EXERCISE INSTRUCTIONS:
Copy out every line in the entries below that includes "source".

(Dataset rows about figures)
□ □ □
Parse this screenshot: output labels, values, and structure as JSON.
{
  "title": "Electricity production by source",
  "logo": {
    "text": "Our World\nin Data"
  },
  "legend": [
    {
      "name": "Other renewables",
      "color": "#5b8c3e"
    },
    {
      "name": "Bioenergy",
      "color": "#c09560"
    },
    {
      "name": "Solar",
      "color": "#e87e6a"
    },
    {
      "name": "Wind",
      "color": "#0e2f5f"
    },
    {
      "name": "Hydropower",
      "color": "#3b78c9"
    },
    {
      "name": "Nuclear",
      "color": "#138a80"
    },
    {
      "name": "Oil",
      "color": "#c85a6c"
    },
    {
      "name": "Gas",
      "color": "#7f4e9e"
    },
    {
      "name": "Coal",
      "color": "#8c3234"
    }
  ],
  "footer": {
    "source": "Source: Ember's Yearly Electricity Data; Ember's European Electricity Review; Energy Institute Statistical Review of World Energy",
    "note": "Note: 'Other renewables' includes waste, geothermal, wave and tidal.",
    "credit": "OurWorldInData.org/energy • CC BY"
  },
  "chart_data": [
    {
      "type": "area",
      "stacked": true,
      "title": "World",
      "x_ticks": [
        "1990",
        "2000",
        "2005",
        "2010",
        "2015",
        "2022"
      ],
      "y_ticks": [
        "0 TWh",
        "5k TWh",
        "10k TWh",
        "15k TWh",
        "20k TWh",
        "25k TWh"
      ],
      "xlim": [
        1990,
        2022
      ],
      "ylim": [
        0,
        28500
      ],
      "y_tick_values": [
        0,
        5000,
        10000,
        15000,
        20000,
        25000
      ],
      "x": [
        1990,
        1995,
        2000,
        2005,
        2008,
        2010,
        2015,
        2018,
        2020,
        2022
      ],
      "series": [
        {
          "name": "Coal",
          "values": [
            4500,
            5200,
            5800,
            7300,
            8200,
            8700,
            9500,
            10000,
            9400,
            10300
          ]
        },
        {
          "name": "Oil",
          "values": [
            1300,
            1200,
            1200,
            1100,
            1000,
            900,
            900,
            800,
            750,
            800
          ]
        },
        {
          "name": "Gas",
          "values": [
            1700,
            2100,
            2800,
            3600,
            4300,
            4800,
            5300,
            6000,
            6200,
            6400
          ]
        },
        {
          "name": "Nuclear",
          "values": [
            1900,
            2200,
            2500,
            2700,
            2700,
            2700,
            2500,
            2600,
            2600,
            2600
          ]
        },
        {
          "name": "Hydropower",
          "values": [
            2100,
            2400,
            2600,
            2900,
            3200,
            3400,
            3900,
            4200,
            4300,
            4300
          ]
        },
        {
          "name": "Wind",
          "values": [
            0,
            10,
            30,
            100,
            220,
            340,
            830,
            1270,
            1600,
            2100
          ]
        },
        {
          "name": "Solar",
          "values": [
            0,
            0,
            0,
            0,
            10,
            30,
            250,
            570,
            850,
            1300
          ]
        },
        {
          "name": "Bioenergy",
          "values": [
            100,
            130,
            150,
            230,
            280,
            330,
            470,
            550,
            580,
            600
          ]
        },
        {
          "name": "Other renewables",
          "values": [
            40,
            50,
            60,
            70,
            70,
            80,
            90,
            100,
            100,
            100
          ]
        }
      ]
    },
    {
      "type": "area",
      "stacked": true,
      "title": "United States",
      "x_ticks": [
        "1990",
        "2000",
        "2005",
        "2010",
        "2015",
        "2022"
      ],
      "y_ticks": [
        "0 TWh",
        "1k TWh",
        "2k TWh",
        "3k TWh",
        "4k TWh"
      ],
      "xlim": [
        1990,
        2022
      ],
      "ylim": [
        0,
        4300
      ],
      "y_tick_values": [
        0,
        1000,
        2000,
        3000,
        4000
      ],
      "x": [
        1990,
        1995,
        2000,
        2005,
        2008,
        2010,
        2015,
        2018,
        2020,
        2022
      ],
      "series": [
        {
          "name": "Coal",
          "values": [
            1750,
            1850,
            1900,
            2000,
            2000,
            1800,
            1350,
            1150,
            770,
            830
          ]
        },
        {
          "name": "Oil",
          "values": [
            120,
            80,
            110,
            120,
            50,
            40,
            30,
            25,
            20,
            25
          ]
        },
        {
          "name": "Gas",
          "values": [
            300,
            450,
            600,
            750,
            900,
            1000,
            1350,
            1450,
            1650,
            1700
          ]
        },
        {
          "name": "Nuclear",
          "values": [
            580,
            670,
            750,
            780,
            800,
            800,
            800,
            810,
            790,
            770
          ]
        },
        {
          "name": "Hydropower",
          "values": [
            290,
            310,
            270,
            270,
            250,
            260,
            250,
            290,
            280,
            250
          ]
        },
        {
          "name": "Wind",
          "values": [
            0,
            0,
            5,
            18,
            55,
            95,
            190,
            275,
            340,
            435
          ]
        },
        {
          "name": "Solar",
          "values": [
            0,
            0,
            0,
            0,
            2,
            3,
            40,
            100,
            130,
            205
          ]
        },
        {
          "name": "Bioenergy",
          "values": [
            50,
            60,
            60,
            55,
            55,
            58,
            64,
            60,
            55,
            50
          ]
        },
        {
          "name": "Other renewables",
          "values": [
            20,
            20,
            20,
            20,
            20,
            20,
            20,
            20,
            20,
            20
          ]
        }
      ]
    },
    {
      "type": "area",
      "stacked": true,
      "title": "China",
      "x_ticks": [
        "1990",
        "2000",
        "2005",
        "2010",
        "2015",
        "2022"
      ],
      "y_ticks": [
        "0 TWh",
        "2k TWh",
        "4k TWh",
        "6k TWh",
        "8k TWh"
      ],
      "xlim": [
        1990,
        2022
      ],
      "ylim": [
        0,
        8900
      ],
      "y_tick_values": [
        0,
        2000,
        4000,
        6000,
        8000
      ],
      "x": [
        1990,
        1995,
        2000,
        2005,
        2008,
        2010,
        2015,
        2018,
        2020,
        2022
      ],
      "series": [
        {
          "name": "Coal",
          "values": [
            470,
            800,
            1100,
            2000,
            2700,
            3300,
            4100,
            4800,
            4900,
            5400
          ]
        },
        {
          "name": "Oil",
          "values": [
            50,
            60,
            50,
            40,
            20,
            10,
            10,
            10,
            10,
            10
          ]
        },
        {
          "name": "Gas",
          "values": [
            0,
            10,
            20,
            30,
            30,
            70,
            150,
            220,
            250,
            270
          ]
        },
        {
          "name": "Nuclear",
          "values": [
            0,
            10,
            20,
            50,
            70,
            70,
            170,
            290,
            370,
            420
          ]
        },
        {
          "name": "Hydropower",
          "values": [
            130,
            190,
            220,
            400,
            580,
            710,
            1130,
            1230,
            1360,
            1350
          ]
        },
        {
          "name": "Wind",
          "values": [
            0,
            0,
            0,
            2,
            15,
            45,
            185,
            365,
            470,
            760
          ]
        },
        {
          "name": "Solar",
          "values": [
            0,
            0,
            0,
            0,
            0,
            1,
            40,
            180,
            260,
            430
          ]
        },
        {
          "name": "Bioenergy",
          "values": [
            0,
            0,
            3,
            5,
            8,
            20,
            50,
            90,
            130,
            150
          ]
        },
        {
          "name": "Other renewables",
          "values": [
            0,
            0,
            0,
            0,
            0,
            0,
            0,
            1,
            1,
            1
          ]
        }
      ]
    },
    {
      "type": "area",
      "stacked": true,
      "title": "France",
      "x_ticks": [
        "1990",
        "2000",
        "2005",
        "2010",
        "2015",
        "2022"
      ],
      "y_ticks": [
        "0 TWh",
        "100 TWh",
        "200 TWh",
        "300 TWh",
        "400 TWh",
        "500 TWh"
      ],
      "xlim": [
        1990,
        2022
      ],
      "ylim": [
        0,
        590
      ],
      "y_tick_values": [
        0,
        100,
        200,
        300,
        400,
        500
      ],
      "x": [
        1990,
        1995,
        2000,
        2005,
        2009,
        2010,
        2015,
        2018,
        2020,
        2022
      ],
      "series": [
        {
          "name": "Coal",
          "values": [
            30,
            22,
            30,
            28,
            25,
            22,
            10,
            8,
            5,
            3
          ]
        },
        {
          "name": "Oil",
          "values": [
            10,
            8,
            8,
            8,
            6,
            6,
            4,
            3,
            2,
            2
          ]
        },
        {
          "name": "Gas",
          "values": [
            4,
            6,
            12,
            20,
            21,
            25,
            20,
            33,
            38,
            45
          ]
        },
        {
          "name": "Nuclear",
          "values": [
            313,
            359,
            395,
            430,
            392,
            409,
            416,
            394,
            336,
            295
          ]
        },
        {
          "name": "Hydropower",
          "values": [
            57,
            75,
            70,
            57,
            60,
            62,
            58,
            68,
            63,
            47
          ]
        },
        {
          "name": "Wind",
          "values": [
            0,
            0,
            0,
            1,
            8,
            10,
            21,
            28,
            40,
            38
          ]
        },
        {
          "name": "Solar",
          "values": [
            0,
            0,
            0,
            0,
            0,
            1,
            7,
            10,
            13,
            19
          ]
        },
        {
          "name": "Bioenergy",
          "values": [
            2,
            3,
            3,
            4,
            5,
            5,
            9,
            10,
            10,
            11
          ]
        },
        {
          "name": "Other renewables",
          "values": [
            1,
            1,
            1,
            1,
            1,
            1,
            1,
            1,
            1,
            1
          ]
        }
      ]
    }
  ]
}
□ □ □
ANSWER TO THE PROBLEM:
  "title": "Electricity production by source",
    "source": "Source: Ember's Yearly Electricity Data; Ember's European Electricity Review; Energy Institute Statistical Review of World Energy",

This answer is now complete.